(begin)
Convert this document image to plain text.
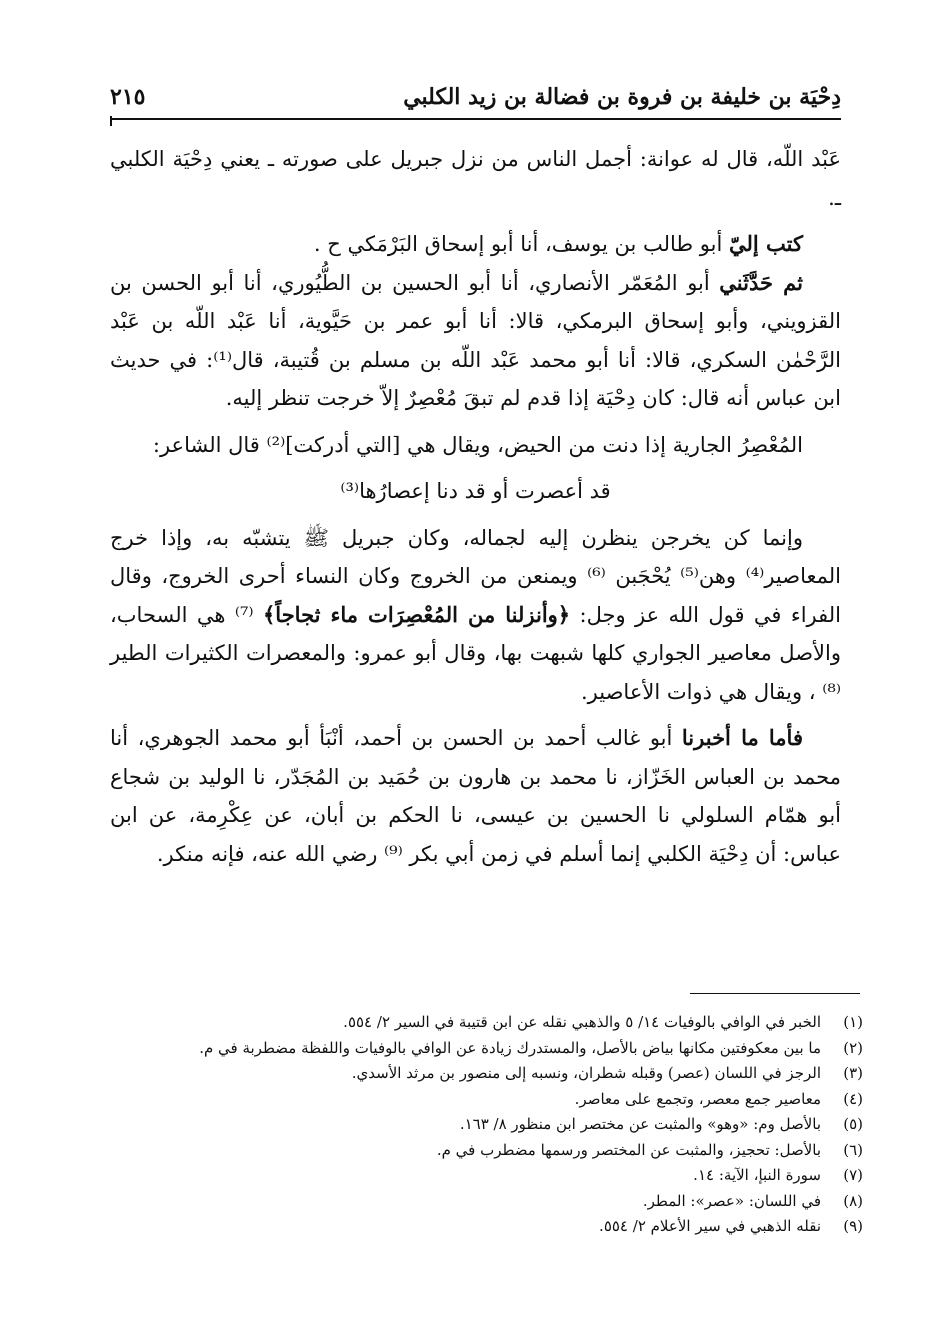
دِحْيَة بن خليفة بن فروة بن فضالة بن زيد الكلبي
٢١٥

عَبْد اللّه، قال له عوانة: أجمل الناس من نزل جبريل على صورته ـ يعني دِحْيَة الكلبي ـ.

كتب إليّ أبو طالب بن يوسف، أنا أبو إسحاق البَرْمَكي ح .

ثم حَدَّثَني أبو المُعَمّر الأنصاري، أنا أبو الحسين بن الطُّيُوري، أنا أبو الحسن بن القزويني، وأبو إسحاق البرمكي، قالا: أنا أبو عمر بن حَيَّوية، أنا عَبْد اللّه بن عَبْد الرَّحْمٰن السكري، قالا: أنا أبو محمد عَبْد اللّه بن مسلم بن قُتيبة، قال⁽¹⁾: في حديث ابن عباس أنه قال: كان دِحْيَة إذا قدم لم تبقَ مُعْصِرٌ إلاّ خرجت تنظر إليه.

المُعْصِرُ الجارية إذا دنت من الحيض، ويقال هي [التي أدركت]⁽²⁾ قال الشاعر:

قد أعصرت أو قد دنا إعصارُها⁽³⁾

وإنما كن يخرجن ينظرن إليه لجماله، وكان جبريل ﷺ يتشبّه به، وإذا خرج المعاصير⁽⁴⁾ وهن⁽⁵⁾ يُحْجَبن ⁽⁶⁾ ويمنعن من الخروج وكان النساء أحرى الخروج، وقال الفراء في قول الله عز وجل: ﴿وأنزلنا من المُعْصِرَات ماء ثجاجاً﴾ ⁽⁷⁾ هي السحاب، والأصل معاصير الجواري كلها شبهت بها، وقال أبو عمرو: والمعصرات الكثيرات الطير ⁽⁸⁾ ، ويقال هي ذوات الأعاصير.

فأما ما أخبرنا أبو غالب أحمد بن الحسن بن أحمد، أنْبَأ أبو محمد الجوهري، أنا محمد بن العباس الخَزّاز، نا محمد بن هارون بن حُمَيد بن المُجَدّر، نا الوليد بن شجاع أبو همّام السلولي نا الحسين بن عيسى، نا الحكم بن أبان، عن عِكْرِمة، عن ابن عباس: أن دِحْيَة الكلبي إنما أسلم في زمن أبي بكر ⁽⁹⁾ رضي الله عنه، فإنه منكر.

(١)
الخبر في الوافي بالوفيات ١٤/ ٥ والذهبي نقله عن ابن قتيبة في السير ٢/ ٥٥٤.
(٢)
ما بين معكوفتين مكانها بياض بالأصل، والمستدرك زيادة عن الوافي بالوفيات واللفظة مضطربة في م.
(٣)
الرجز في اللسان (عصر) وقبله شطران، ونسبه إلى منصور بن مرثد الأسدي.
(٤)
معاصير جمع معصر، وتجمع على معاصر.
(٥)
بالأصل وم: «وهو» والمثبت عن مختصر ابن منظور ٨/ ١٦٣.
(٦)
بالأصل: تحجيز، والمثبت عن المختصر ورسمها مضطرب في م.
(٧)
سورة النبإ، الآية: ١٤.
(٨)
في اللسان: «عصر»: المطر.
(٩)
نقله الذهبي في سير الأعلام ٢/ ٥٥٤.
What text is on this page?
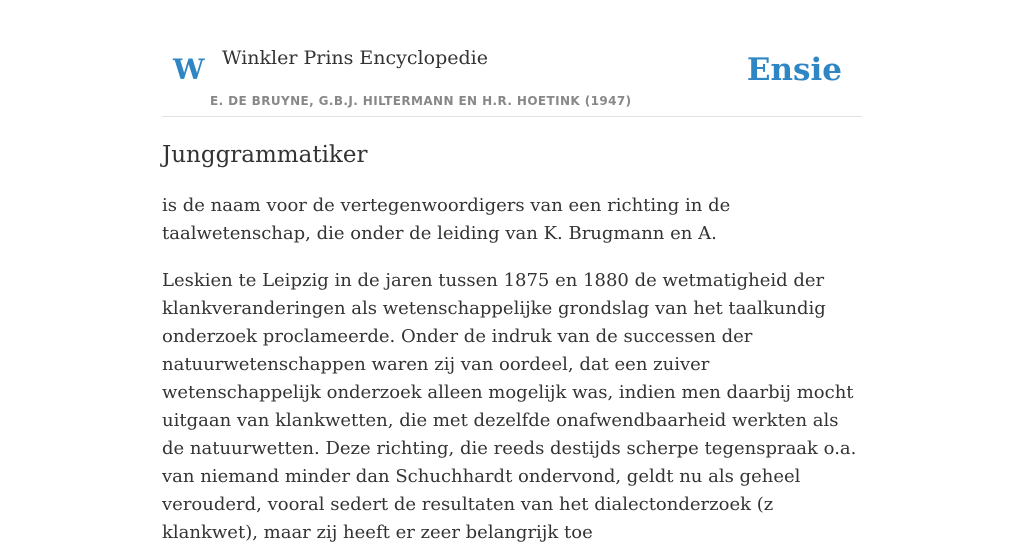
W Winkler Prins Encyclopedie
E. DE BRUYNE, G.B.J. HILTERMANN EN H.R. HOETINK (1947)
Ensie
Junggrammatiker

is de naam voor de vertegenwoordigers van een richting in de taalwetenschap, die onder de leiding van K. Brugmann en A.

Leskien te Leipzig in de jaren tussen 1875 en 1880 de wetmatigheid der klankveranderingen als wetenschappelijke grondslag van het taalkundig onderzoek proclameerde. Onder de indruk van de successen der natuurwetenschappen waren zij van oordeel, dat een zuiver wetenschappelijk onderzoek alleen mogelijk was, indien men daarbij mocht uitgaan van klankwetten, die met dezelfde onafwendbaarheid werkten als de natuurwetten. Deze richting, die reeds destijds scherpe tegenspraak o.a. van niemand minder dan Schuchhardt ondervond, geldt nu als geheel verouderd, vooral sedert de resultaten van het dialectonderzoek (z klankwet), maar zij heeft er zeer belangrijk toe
(end)
Extract every line that has the string "this" in it.

Convert this document image to plain text.
What text is on this page?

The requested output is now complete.